From the listing below, tally the lines that include "transferred". Return only the total.

─── Dataset records

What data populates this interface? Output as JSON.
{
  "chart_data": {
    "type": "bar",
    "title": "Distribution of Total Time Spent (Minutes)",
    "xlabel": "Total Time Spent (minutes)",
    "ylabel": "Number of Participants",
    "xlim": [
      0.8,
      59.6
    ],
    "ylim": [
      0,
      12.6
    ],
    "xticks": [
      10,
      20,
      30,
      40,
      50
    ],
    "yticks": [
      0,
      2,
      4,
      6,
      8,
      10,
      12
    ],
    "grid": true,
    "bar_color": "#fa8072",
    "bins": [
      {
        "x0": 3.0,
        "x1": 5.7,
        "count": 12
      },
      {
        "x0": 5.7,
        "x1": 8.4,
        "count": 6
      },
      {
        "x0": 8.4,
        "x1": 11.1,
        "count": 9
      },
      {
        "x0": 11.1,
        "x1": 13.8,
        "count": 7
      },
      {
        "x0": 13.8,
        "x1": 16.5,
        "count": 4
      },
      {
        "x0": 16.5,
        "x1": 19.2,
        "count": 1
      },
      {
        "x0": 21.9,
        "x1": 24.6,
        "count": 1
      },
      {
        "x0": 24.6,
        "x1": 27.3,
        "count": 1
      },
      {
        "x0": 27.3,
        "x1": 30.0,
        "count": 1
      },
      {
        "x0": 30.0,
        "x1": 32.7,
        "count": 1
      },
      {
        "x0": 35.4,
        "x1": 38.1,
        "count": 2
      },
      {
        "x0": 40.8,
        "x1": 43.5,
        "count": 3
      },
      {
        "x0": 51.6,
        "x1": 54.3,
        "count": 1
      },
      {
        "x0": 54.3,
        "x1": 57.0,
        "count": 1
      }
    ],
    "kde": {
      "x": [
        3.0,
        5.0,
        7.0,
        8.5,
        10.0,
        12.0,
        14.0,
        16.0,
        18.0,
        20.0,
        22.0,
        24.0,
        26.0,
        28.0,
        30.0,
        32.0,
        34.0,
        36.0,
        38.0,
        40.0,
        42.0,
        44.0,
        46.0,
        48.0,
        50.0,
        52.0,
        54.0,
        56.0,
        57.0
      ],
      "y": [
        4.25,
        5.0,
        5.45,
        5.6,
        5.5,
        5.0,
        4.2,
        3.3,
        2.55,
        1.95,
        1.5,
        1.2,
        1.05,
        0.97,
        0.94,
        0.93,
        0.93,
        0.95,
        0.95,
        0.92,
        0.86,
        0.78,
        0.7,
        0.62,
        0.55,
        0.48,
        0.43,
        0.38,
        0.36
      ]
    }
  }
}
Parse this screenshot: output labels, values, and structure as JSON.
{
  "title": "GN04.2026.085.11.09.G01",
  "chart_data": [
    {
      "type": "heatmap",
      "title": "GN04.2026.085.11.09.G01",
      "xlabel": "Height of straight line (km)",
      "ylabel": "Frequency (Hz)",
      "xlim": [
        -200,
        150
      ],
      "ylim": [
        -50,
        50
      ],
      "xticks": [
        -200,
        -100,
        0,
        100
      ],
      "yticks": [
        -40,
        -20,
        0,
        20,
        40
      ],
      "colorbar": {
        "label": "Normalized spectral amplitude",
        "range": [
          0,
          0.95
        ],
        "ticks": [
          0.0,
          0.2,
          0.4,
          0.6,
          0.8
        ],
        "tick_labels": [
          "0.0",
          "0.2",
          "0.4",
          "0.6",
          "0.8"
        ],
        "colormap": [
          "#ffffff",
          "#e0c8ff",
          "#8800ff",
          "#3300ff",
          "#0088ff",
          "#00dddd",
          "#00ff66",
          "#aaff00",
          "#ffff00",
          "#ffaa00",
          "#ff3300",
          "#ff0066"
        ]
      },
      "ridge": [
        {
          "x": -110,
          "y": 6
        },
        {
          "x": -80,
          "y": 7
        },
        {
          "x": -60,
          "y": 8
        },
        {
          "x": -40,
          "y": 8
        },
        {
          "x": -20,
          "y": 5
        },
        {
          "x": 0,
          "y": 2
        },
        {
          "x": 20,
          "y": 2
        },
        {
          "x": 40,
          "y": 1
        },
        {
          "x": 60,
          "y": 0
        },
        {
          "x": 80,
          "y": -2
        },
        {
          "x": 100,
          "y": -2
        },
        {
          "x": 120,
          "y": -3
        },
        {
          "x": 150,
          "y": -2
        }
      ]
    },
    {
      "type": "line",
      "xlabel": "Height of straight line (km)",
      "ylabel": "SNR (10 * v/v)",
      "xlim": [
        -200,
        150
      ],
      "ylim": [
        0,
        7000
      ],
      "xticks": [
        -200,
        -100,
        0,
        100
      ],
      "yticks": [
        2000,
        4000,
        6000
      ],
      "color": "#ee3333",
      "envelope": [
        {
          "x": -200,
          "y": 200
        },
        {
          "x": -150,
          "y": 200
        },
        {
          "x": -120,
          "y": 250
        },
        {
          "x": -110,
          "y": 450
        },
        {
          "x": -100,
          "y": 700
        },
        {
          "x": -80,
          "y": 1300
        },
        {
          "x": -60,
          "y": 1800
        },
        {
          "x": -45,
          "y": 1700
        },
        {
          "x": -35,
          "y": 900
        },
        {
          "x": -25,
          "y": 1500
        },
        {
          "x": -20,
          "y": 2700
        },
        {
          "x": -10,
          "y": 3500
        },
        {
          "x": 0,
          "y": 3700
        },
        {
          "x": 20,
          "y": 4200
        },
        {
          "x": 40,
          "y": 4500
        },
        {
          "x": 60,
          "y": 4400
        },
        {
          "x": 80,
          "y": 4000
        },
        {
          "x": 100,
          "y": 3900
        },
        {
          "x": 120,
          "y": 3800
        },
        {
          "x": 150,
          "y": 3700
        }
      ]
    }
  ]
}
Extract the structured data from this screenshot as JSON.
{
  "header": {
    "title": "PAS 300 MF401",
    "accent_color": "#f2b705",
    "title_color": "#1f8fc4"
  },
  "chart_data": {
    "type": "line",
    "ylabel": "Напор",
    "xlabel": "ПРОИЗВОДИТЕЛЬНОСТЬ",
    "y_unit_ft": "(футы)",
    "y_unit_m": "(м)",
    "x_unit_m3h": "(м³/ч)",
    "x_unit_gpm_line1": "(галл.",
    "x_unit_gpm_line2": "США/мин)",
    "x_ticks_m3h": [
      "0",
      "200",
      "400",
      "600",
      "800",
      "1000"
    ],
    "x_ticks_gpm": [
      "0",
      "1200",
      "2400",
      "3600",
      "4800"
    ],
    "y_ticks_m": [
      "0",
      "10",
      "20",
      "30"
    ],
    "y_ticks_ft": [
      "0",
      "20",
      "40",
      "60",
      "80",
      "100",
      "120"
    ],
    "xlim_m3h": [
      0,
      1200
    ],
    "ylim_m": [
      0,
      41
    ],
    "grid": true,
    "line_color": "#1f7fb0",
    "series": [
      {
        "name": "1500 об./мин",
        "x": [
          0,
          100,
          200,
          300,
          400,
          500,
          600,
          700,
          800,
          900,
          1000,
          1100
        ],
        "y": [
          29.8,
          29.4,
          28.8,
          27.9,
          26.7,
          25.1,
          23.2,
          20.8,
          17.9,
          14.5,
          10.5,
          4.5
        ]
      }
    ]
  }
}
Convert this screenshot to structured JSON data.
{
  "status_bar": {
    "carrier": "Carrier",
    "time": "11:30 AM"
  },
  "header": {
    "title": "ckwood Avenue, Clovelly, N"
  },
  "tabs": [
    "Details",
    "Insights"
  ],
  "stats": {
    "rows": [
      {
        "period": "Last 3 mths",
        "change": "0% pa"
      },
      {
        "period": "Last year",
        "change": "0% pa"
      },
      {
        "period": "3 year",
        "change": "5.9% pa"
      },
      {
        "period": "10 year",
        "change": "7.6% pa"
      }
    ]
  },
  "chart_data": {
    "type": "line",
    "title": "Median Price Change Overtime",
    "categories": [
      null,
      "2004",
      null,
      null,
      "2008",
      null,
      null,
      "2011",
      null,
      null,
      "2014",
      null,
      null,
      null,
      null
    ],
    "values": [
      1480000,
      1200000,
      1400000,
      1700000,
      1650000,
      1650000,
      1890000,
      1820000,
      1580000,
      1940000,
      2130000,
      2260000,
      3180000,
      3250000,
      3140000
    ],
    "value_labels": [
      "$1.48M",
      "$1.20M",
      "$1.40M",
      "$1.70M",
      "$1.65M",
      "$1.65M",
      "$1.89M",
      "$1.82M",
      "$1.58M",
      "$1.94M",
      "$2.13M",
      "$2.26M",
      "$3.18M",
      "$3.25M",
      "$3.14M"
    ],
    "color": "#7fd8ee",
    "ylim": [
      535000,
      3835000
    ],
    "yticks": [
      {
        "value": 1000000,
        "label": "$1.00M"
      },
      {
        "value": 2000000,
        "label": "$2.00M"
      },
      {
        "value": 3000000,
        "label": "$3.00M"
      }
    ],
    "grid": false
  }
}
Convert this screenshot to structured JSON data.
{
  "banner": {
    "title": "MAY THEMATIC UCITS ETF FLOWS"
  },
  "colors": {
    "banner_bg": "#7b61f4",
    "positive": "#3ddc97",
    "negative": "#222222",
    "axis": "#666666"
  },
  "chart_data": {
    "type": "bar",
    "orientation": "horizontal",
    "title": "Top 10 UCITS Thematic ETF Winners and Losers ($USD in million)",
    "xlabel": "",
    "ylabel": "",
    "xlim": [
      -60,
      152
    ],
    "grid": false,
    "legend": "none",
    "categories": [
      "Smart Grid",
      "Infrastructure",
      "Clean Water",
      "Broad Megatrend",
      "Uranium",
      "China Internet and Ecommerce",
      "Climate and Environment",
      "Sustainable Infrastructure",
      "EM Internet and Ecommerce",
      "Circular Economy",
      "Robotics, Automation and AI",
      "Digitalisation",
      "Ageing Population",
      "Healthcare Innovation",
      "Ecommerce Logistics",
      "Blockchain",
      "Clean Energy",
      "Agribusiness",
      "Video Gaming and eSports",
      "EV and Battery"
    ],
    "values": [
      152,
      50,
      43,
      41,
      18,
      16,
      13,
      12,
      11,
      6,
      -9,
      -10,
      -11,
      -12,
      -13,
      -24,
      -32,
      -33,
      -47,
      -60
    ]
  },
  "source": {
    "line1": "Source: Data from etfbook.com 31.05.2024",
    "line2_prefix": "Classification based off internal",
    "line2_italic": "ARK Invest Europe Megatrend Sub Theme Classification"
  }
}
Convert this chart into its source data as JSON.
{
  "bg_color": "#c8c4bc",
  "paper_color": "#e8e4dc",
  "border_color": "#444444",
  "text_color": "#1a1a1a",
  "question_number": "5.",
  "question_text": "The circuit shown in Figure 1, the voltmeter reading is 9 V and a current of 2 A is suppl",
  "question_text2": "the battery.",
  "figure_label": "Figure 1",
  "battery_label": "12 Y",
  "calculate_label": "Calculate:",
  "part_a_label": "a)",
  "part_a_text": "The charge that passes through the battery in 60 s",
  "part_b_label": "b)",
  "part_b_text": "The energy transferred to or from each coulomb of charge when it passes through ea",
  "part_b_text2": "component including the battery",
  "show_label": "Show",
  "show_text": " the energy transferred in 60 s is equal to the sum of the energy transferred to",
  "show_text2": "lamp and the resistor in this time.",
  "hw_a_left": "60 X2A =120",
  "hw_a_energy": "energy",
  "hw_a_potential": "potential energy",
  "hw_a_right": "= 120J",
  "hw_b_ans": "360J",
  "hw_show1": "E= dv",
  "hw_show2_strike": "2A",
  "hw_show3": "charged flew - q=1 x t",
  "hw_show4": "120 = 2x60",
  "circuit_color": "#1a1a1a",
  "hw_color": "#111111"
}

──────

Complete output
2